◆ PROMPT 1
Print the part of the remote viewing text from "Remote viewing training, at" to "change the results." word for word.

◆ TEXT EXCERPT
══════════

Remote Viewing Training Becomes Available to the Public

When articles based on remote viewing research done for the Agency at the Stanford Research Institute began to be widely published, the program was felt to have become too public and was shut down. As a result, a number of remote viewers, experts--many who had served in the military or government--were let go or decided to take their knowledge into the public sector and train those who wished to develop skill in remote viewing. Because of demands for verification and accuracy in scientific research a very precise training method had been developed that virtually any person could learn.

Remote viewing training, at its most basic, consists primarily of learning how to quiet the mind through a practice similar to Zen meditation. When thoughts are stilled, or at least calmed somewhat, the mind is available to pick up impressions. This process happens at lightning speed, so quick squiggles called "ideograms" were developed to allow remote viewers to record their impressions before their conscious minds have a chance to interpret and possibly change the results.

Everyone has unconscious ways of processing information, based on their previous experiences in life. This can skew results if there is something about the location or task that the remote viewer has never experienced before. Part of the remote viewing training teaches the ideograms. Remote viewers are then given a set of numbers that represents a physical location. These are known as coordinates. From here, the remote viewing experience is used to generate data that is compared to the actual location for accuracy.

══════════

[Items from a data source]
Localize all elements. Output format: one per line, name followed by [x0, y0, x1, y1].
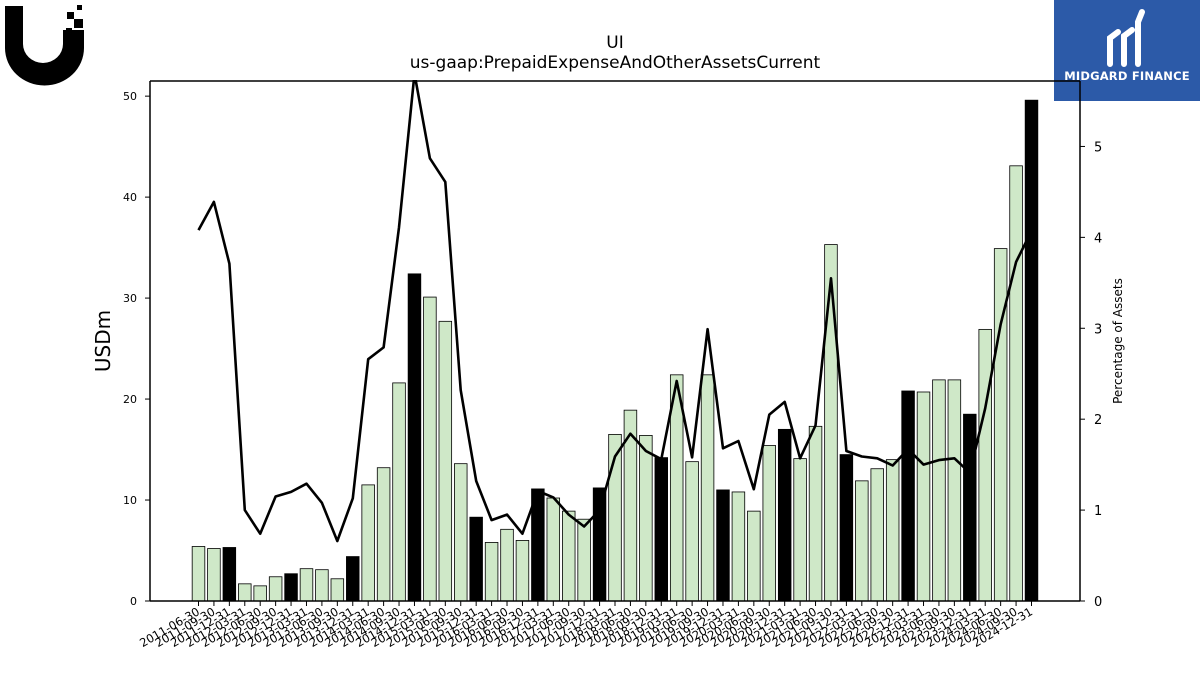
bar	[515, 540, 530, 602]
bar	[855, 480, 869, 602]
brand-name: MIDGARD FINANCE	[1064, 69, 1190, 83]
bar	[423, 296, 437, 602]
bar	[284, 573, 298, 602]
bar	[268, 576, 283, 602]
y2-tick-label: 2	[1094, 413, 1102, 428]
bar	[654, 457, 669, 602]
bar	[238, 583, 252, 602]
bar	[469, 516, 483, 602]
bar	[716, 489, 730, 602]
bar	[808, 425, 823, 602]
midgard-finance-logo: MIDGARD FINANCE	[1054, 0, 1200, 101]
bar	[747, 510, 761, 602]
bar	[376, 467, 391, 602]
bar	[392, 382, 406, 602]
bar	[978, 328, 992, 602]
y2-axis-label: Percentage of Assets	[1111, 278, 1125, 404]
bar	[361, 484, 375, 602]
midgard-finance-logo-icon	[1107, 9, 1145, 67]
y2-tick-label: 5	[1094, 140, 1102, 155]
bar	[454, 463, 468, 602]
bar	[407, 273, 422, 602]
bar	[839, 454, 854, 602]
y2-tick-label: 0	[1094, 595, 1102, 610]
bar	[592, 487, 607, 602]
bar	[546, 497, 561, 602]
bar	[438, 320, 453, 602]
y-axis-label: USDm	[91, 310, 115, 372]
bar	[191, 546, 206, 602]
bar	[299, 568, 314, 602]
bar	[700, 374, 715, 602]
bar	[885, 459, 900, 602]
bar	[222, 547, 237, 602]
bar	[1009, 165, 1023, 602]
bar	[731, 491, 746, 602]
bar	[824, 244, 838, 602]
bar	[777, 428, 792, 602]
bar	[685, 461, 699, 602]
bar	[500, 528, 514, 602]
bar	[330, 578, 345, 602]
chart-subtitle: us-gaap:PrepaidExpenseAndOtherAssetsCurr…	[410, 53, 821, 73]
percentage-line	[197, 80, 1033, 543]
bar	[932, 379, 946, 602]
bar	[901, 390, 915, 602]
bar	[639, 435, 653, 602]
bar	[916, 391, 931, 602]
bar	[762, 445, 776, 602]
bar	[346, 556, 360, 602]
bar	[963, 413, 977, 602]
y-tick-label: 10	[123, 494, 137, 507]
bar	[577, 518, 591, 602]
y-tick-label: 0	[130, 595, 137, 608]
bar	[1024, 99, 1039, 602]
y-tick-label: 40	[123, 191, 137, 204]
y2-tick-label: 4	[1094, 231, 1102, 246]
y-tick-label: 50	[123, 90, 137, 103]
bar	[947, 379, 962, 602]
y2-tick-label: 3	[1094, 322, 1102, 337]
bar	[484, 542, 499, 602]
ubiquiti-u-logo-icon	[0, 0, 90, 90]
bar	[253, 585, 267, 602]
bar	[561, 510, 576, 602]
y2-tick-label: 1	[1094, 504, 1102, 519]
bar	[207, 548, 221, 602]
chart-title: UI	[606, 33, 623, 53]
bar	[315, 569, 329, 602]
y-tick-label: 20	[123, 393, 137, 406]
bar	[870, 468, 884, 602]
bar	[793, 458, 807, 602]
y-tick-label: 30	[123, 292, 137, 305]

══════════

◆ PROMPT 2
Arrange the listing from the line with "540, 530, 602]" to the line with "425, 823, 602]" as a numbered list, including both of those lines and leaving out any blank lines.

◆ EXPECTED ANSWER 1
Remote viewing training, at its most basic, consists primarily of learning how to quiet the mind through a practice similar to Zen meditation. When thoughts are stilled, or at least calmed somewhat, the mind is available to pick up impressions. This process happens at lightning speed, so quick squiggles called "ideograms" were developed to allow remote viewers to record their impressions before their conscious minds have a chance to interpret and possibly change the results.

◆ EXPECTED ANSWER 2
1. bar	[515, 540, 530, 602]
2. bar	[855, 480, 869, 602]
3. brand-name: MIDGARD FINANCE	[1064, 69, 1190, 83]
4. bar	[423, 296, 437, 602]
5. bar	[284, 573, 298, 602]
6. bar	[268, 576, 283, 602]
7. y2-tick-label: 2	[1094, 413, 1102, 428]
8. bar	[654, 457, 669, 602]
9. bar	[238, 583, 252, 602]
10. bar	[469, 516, 483, 602]
11. bar	[716, 489, 730, 602]
12. bar	[808, 425, 823, 602]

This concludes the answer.